- _What is asked_
Copy out each line of the material in which the word "breakdown" appears.

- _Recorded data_
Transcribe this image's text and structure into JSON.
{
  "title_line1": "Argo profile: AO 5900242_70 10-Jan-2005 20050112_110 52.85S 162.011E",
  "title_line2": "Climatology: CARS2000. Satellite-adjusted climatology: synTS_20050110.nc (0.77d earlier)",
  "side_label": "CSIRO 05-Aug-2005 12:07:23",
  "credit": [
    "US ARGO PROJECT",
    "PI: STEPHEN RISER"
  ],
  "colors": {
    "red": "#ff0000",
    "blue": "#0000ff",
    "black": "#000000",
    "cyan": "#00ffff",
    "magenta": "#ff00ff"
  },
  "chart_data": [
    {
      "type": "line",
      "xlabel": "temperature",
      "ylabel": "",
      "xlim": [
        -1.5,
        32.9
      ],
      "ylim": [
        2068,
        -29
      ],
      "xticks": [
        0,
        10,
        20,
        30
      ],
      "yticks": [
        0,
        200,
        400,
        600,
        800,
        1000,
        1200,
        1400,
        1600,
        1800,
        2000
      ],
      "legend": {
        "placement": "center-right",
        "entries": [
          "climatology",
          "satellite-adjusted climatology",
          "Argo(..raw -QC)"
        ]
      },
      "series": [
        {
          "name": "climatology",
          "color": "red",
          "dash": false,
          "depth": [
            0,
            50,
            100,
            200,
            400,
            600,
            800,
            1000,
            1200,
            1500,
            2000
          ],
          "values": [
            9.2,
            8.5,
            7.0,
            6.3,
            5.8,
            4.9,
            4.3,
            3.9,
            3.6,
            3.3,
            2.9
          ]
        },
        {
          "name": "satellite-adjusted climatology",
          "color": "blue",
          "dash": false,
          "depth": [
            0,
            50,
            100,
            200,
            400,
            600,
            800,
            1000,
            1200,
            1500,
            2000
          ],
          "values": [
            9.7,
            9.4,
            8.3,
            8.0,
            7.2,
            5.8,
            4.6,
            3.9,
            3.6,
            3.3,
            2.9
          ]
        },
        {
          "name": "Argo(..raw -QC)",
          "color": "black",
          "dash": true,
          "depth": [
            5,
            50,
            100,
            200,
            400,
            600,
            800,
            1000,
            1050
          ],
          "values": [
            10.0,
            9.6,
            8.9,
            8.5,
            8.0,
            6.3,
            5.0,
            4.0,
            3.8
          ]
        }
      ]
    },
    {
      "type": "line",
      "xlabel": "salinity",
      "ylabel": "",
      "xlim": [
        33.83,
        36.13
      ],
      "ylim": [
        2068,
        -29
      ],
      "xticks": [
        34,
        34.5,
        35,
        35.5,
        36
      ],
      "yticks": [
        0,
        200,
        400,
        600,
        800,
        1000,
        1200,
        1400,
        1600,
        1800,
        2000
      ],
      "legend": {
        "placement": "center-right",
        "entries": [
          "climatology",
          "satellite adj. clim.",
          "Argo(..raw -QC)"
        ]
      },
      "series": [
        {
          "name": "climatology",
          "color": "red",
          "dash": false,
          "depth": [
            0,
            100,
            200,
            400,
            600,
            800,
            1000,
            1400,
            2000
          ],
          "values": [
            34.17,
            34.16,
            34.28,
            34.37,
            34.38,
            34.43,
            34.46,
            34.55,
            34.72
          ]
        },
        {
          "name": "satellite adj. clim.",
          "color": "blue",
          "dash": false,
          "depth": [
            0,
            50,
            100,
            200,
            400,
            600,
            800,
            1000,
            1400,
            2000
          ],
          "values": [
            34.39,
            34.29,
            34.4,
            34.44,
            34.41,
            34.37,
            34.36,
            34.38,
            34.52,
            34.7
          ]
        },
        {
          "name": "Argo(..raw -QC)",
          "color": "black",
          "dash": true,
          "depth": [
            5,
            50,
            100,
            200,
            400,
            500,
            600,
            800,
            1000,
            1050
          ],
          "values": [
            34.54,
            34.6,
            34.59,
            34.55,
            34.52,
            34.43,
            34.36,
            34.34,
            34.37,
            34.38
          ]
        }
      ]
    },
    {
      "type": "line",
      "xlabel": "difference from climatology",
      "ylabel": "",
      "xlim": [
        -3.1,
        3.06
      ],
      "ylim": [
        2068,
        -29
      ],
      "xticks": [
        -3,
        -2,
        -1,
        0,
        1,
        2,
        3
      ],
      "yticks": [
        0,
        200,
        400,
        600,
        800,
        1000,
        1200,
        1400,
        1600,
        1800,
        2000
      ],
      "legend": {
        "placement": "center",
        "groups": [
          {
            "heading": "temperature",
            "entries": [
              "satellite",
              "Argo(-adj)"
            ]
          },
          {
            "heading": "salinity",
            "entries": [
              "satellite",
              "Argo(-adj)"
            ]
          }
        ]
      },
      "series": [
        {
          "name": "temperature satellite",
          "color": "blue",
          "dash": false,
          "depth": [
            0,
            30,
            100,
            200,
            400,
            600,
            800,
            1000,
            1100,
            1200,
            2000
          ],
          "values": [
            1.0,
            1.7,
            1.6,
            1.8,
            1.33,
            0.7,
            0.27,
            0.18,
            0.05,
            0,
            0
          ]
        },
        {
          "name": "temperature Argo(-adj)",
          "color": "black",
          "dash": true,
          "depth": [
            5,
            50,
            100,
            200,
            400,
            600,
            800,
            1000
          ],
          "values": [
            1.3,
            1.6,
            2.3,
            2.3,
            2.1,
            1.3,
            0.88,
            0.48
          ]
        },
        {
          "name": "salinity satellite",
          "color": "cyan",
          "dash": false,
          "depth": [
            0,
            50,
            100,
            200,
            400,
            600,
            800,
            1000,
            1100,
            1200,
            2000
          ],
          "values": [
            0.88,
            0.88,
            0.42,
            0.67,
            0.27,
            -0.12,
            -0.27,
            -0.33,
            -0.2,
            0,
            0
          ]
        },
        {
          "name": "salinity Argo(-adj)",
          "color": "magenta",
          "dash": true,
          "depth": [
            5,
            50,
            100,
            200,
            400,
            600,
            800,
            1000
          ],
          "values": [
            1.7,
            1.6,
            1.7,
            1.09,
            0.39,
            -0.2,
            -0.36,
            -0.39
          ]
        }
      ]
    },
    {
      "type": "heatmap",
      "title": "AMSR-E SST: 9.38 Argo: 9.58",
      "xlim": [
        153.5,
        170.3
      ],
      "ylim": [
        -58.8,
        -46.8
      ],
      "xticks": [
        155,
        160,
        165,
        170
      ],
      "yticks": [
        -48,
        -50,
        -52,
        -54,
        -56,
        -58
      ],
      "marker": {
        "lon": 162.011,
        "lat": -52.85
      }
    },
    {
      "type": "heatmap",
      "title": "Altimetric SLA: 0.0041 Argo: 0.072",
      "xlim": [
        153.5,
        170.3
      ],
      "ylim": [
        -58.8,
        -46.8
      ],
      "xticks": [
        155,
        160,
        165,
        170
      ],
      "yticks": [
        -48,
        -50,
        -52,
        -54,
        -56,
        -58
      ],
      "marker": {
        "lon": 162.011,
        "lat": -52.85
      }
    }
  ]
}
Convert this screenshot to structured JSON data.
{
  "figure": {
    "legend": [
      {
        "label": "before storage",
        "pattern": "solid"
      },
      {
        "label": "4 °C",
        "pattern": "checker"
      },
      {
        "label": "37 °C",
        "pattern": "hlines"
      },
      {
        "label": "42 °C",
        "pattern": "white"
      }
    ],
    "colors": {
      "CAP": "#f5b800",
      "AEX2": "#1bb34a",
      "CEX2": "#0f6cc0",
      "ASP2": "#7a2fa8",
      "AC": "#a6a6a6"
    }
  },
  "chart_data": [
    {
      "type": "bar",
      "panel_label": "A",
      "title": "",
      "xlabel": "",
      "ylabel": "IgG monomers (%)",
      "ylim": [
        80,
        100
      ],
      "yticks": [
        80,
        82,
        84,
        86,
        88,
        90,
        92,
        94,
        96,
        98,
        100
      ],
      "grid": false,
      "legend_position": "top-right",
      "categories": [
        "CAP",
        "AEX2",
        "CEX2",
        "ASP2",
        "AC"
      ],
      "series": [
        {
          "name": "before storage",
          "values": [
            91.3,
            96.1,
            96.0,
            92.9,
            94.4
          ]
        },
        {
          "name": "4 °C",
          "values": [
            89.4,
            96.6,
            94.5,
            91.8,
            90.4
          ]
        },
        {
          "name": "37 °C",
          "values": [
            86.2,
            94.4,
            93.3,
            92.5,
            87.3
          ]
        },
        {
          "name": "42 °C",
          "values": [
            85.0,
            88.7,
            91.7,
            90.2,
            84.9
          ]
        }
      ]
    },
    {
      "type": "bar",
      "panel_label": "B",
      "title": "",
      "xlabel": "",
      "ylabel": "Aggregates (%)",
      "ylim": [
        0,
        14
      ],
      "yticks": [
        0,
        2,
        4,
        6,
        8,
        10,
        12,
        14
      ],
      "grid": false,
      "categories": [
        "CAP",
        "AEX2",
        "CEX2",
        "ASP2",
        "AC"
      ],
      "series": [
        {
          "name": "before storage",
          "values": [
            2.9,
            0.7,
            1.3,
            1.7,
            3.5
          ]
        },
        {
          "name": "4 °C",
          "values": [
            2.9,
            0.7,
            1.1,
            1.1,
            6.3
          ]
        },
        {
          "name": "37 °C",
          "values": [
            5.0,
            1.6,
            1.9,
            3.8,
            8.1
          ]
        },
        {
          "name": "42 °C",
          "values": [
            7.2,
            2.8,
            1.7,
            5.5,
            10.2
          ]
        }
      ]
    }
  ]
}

...

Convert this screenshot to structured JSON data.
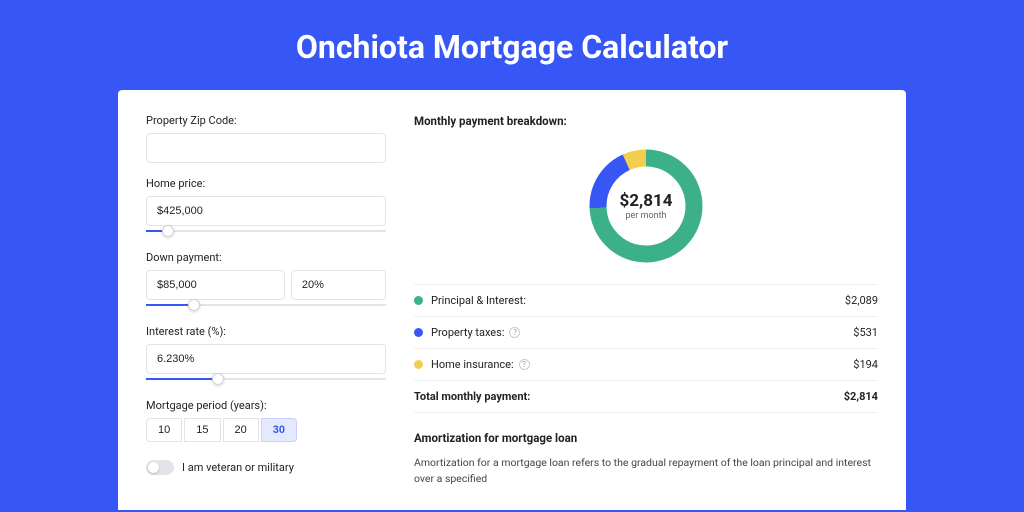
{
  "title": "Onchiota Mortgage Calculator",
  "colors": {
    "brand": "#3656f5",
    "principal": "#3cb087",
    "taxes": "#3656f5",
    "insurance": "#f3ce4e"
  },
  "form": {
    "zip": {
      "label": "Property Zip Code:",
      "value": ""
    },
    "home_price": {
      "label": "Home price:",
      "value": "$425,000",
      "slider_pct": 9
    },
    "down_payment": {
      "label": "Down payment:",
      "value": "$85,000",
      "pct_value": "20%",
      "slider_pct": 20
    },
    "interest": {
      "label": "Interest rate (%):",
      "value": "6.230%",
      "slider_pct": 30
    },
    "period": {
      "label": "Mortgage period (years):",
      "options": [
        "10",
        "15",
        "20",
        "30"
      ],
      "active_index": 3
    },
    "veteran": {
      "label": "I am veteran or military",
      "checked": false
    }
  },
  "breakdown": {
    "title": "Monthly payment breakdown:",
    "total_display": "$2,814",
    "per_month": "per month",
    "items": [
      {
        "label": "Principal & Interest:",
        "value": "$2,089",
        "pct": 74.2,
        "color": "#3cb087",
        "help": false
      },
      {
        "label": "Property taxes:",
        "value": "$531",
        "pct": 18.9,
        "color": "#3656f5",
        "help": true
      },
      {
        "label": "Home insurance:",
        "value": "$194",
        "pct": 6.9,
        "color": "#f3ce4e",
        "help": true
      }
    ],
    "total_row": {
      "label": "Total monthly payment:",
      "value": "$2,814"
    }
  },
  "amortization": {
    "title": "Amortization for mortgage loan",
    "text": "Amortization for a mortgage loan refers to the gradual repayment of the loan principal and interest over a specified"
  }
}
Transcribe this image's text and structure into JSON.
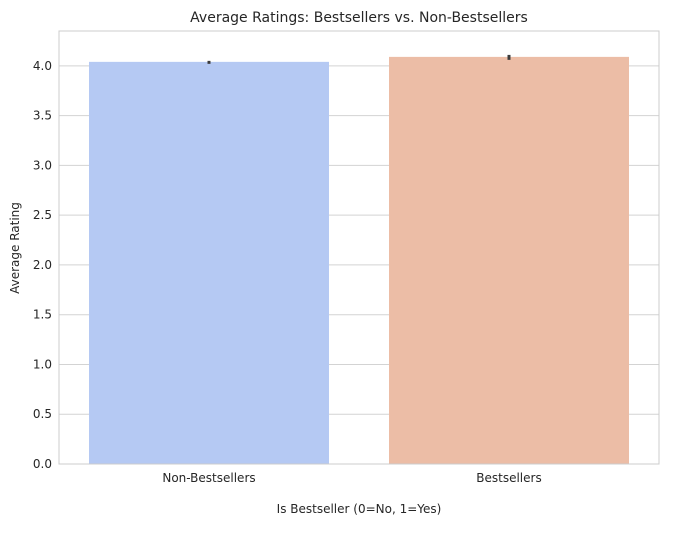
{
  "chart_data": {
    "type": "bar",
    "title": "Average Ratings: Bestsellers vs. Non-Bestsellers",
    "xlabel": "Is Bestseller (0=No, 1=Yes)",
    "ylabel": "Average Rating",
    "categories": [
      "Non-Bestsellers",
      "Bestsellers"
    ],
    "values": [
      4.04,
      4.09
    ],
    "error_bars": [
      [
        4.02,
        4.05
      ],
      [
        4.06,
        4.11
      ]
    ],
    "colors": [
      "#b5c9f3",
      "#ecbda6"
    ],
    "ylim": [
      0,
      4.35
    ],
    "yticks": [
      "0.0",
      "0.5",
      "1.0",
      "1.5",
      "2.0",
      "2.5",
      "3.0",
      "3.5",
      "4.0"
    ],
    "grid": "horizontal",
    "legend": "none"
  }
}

- _Written reply_
  "breakdown": {
    "title": "Monthly payment breakdown:",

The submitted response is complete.